[抜粋文]
· · · · ·

(石油自給率が改善する米国、悪化する中国!)
(5)石油自給率の変化(1990年~2014年)
(図http://members3.jcom.home.ne.jp/maedaa/1-3-G04.pdf 参照)
(図http://members3.jcom.home.ne.jp/maedaa/1-3-G05.pdf参照)
石油生産国の中でも人口が多く産業規模の大きな国は同時に多くの石油を消費する。例えば米国と中国はそれぞれ世界1位と5位の産油国であるが、消費量では世界1位と2位である。両国を合わせた世界シェアは生産量で18%、消費量では33%に達する。両国とも消費量が生産量を上回るため、米国は1965年以前から既に石油の輸入国であり、中国は1990年代前半に輸入国に転落している。
米国の場合2014年は生産量1,164万B/Dに対して消費量は1,904万B/Dであり、差し引き739万B/Dの需要超過で石油自給率は61%となる。1965年に78%であった米国の石油自給率は年々低下し1990年代には50%を切り、そして2000年代は40%を割るなどほぼ一貫して低下してきた。しかし同国の自給率は2007年の33%を底に改善しつつあり、2011年は42%で2014年にはついに61%に達している。現在米国は必要な石油の6割を自国産原油で賄っていることになる。

· · · · ·

[元データ]
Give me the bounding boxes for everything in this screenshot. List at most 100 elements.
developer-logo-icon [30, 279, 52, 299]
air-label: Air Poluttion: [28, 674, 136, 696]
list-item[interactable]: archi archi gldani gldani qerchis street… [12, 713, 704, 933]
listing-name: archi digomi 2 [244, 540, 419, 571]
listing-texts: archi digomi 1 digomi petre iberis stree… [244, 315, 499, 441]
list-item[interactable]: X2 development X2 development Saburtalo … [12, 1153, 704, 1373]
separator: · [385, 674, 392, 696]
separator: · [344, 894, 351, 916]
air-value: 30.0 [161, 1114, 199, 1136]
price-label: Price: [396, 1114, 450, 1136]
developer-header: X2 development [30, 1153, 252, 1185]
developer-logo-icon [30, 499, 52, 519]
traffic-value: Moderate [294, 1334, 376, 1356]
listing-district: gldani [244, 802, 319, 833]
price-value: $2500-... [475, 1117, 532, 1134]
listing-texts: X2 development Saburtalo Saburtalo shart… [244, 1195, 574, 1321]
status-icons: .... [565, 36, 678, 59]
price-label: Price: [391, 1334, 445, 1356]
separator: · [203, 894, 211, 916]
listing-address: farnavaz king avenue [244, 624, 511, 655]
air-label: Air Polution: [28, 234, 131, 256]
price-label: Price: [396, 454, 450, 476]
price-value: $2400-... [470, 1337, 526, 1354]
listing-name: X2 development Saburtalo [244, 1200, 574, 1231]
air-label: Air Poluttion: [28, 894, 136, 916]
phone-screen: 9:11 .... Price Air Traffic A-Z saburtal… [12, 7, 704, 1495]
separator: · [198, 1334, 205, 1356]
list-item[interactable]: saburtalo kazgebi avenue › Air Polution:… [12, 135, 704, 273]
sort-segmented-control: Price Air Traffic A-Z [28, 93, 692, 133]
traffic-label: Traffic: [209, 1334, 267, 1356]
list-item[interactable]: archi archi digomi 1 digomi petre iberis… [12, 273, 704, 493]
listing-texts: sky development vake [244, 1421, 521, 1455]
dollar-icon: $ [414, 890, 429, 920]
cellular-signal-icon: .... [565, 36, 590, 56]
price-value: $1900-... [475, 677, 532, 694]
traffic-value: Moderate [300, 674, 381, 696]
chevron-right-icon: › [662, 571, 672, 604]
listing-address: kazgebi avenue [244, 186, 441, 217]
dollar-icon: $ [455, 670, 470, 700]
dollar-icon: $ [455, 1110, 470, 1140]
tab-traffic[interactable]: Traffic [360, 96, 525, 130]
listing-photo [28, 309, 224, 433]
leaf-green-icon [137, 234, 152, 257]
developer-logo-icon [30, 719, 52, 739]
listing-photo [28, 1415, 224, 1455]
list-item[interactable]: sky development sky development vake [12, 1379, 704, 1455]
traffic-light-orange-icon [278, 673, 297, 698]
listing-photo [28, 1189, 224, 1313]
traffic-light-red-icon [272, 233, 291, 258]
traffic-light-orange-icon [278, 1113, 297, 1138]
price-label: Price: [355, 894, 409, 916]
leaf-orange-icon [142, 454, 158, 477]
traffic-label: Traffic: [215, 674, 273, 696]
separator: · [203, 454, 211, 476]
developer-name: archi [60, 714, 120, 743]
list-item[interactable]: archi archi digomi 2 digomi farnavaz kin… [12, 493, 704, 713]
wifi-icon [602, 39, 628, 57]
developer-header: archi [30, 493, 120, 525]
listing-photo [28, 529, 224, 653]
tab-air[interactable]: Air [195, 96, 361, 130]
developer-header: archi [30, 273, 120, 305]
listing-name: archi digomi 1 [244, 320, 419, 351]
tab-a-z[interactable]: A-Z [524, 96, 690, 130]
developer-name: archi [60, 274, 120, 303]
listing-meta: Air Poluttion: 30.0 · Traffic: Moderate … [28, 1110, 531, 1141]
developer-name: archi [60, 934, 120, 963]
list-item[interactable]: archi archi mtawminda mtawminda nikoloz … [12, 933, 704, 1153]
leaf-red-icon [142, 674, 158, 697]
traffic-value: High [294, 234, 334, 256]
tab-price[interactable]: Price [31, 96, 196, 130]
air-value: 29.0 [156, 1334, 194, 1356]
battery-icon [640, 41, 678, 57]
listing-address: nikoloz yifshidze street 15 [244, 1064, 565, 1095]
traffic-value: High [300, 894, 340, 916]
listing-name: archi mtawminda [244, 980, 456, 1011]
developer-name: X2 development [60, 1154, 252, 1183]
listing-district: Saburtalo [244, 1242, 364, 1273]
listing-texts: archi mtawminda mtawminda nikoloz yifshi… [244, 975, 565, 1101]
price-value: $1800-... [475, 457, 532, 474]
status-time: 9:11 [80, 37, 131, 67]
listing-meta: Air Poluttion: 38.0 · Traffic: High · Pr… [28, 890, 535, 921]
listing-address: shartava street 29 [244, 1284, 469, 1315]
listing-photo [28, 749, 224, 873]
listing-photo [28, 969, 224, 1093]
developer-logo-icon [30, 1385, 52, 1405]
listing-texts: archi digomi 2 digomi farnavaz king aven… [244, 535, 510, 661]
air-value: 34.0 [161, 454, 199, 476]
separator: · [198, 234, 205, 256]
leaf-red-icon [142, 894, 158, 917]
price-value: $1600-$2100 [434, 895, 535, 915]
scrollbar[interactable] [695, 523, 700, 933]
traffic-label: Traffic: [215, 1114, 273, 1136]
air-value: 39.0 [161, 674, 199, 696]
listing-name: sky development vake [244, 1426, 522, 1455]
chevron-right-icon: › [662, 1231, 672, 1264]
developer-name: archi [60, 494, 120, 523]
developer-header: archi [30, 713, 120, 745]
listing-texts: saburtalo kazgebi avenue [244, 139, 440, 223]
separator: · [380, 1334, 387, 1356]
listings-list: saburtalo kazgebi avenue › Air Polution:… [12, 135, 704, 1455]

· · · · ·

[作業内容]
石油自給率に関する抜粋文のうち、「(石油自給率が改善する米国、悪化する中国!)」から「前半に輸入国に転落している。」までを、両端の語句も含めて一字一句違えずに書き写してください。 これらの記録は、抜粋文の内容とは一切関係がありません。

[解答例]
(石油自給率が改善する米国、悪化する中国!)
(5)石油自給率の変化(1990年~2014年)
(図http://members3.jcom.home.ne.jp/maedaa/1-3-G04.pdf 参照)
(図http://members3.jcom.home.ne.jp/maedaa/1-3-G05.pdf参照)
石油生産国の中でも人口が多く産業規模の大きな国は同時に多くの石油を消費する。例えば米国と中国はそれぞれ世界1位と5位の産油国であるが、消費量では世界1位と2位である。両国を合わせた世界シェアは生産量で18%、消費量では33%に達する。両国とも消費量が生産量を上回るため、米国は1965年以前から既に石油の輸入国であり、中国は1990年代前半に輸入国に転落している。